_Given request_:
Please copy the entries below, renaming every "segment-apnoea" to "segment-apnea" and leaving everything else unchanged.
★ ★ ★ ★ ★ ★ ★
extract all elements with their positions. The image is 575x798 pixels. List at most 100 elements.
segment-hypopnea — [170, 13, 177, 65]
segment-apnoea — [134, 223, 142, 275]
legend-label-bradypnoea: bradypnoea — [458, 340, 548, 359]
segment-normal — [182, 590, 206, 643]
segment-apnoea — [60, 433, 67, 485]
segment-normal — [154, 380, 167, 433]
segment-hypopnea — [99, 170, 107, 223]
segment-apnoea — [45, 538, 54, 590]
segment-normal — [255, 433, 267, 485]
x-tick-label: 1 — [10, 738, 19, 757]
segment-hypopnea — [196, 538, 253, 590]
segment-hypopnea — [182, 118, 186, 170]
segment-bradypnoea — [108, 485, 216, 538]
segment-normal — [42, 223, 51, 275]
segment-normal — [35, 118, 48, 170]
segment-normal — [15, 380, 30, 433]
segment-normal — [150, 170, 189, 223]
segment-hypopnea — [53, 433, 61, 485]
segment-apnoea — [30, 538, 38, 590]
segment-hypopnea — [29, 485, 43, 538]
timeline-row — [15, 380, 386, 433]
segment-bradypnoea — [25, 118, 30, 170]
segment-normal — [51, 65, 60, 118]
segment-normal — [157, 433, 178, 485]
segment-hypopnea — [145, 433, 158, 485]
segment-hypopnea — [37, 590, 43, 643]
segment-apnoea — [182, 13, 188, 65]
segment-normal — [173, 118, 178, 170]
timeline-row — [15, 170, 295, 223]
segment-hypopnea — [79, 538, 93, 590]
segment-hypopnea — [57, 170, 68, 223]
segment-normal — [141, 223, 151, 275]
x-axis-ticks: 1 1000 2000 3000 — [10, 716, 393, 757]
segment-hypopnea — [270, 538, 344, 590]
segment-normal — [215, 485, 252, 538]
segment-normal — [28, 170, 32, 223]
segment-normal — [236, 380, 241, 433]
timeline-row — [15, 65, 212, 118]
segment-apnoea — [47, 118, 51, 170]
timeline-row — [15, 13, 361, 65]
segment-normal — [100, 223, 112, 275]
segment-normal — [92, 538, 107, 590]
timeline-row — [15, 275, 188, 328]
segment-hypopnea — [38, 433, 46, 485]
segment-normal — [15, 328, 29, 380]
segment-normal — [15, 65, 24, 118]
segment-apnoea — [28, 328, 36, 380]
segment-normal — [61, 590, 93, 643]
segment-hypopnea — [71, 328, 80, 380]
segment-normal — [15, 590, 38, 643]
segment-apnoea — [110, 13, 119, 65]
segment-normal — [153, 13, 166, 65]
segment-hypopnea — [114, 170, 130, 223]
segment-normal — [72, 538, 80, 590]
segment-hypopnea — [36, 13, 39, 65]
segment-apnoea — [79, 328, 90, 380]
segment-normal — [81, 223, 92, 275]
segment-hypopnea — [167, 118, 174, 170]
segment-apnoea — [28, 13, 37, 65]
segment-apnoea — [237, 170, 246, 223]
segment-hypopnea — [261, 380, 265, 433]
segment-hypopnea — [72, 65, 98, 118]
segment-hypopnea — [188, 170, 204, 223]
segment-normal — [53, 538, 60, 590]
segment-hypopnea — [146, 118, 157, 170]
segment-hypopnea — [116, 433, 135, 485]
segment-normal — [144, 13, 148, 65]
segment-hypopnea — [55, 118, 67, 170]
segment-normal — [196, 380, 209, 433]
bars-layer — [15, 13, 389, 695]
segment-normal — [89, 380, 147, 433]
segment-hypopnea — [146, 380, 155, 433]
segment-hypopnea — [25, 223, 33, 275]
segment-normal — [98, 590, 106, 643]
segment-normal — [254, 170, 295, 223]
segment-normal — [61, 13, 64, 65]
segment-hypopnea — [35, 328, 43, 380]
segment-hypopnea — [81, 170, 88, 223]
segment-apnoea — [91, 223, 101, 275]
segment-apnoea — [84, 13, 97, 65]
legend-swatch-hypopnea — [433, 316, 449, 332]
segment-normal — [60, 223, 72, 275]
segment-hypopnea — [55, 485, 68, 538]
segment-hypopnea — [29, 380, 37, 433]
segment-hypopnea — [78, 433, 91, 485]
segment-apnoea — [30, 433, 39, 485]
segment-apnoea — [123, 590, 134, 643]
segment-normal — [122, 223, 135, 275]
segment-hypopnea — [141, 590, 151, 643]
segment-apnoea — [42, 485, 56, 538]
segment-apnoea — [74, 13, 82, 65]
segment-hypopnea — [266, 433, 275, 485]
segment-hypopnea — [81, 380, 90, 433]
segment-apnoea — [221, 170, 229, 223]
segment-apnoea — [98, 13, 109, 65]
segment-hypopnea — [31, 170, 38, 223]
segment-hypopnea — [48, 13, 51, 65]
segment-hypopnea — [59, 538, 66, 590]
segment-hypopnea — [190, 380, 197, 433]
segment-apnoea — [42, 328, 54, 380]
★ ★ ★ ★ ★ ★ ★
_Correct response_:
extract all elements with their positions. The image is 575x798 pixels. List at most 100 elements.
segment-hypopnea — [170, 13, 177, 65]
segment-apnea — [134, 223, 142, 275]
legend-label-bradypnoea: bradypnoea — [458, 340, 548, 359]
segment-normal — [182, 590, 206, 643]
segment-apnea — [60, 433, 67, 485]
segment-normal — [154, 380, 167, 433]
segment-hypopnea — [99, 170, 107, 223]
segment-apnea — [45, 538, 54, 590]
segment-normal — [255, 433, 267, 485]
x-tick-label: 1 — [10, 738, 19, 757]
segment-hypopnea — [196, 538, 253, 590]
segment-hypopnea — [182, 118, 186, 170]
segment-bradypnoea — [108, 485, 216, 538]
segment-normal — [42, 223, 51, 275]
segment-normal — [35, 118, 48, 170]
segment-normal — [15, 380, 30, 433]
segment-normal — [150, 170, 189, 223]
segment-hypopnea — [53, 433, 61, 485]
segment-apnea — [30, 538, 38, 590]
segment-hypopnea — [29, 485, 43, 538]
timeline-row — [15, 380, 386, 433]
segment-bradypnoea — [25, 118, 30, 170]
segment-normal — [51, 65, 60, 118]
segment-normal — [157, 433, 178, 485]
segment-hypopnea — [145, 433, 158, 485]
segment-hypopnea — [37, 590, 43, 643]
segment-apnea — [182, 13, 188, 65]
segment-normal — [173, 118, 178, 170]
timeline-row — [15, 170, 295, 223]
segment-hypopnea — [79, 538, 93, 590]
segment-hypopnea — [57, 170, 68, 223]
segment-normal — [141, 223, 151, 275]
x-axis-ticks: 1 1000 2000 3000 — [10, 716, 393, 757]
segment-hypopnea — [270, 538, 344, 590]
segment-normal — [215, 485, 252, 538]
segment-normal — [28, 170, 32, 223]
segment-normal — [236, 380, 241, 433]
timeline-row — [15, 65, 212, 118]
segment-apnea — [47, 118, 51, 170]
timeline-row — [15, 13, 361, 65]
segment-normal — [100, 223, 112, 275]
segment-normal — [92, 538, 107, 590]
timeline-row — [15, 275, 188, 328]
segment-hypopnea — [38, 433, 46, 485]
segment-normal — [15, 328, 29, 380]
segment-normal — [15, 65, 24, 118]
segment-apnea — [28, 328, 36, 380]
segment-normal — [61, 590, 93, 643]
segment-hypopnea — [71, 328, 80, 380]
segment-normal — [15, 590, 38, 643]
segment-apnea — [110, 13, 119, 65]
segment-normal — [153, 13, 166, 65]
segment-hypopnea — [114, 170, 130, 223]
segment-normal — [72, 538, 80, 590]
segment-hypopnea — [36, 13, 39, 65]
segment-apnea — [79, 328, 90, 380]
segment-normal — [81, 223, 92, 275]
segment-hypopnea — [167, 118, 174, 170]
segment-apnea — [28, 13, 37, 65]
segment-apnea — [237, 170, 246, 223]
segment-hypopnea — [261, 380, 265, 433]
segment-hypopnea — [72, 65, 98, 118]
segment-hypopnea — [188, 170, 204, 223]
segment-normal — [53, 538, 60, 590]
segment-hypopnea — [146, 118, 157, 170]
segment-hypopnea — [116, 433, 135, 485]
segment-normal — [144, 13, 148, 65]
segment-hypopnea — [55, 118, 67, 170]
segment-normal — [196, 380, 209, 433]
bars-layer — [15, 13, 389, 695]
segment-normal — [89, 380, 147, 433]
segment-hypopnea — [146, 380, 155, 433]
segment-hypopnea — [25, 223, 33, 275]
segment-normal — [98, 590, 106, 643]
segment-normal — [254, 170, 295, 223]
segment-normal — [61, 13, 64, 65]
segment-hypopnea — [35, 328, 43, 380]
segment-hypopnea — [81, 170, 88, 223]
segment-apnea — [91, 223, 101, 275]
segment-apnea — [84, 13, 97, 65]
legend-swatch-hypopnea — [433, 316, 449, 332]
segment-normal — [60, 223, 72, 275]
segment-hypopnea — [55, 485, 68, 538]
segment-hypopnea — [29, 380, 37, 433]
segment-hypopnea — [78, 433, 91, 485]
segment-apnea — [30, 433, 39, 485]
segment-apnea — [123, 590, 134, 643]
segment-normal — [122, 223, 135, 275]
segment-hypopnea — [141, 590, 151, 643]
segment-apnea — [42, 485, 56, 538]
segment-apnea — [74, 13, 82, 65]
segment-hypopnea — [266, 433, 275, 485]
segment-hypopnea — [81, 380, 90, 433]
segment-apnea — [221, 170, 229, 223]
segment-apnea — [98, 13, 109, 65]
segment-hypopnea — [31, 170, 38, 223]
segment-hypopnea — [48, 13, 51, 65]
segment-hypopnea — [59, 538, 66, 590]
segment-hypopnea — [190, 380, 197, 433]
segment-apnea — [42, 328, 54, 380]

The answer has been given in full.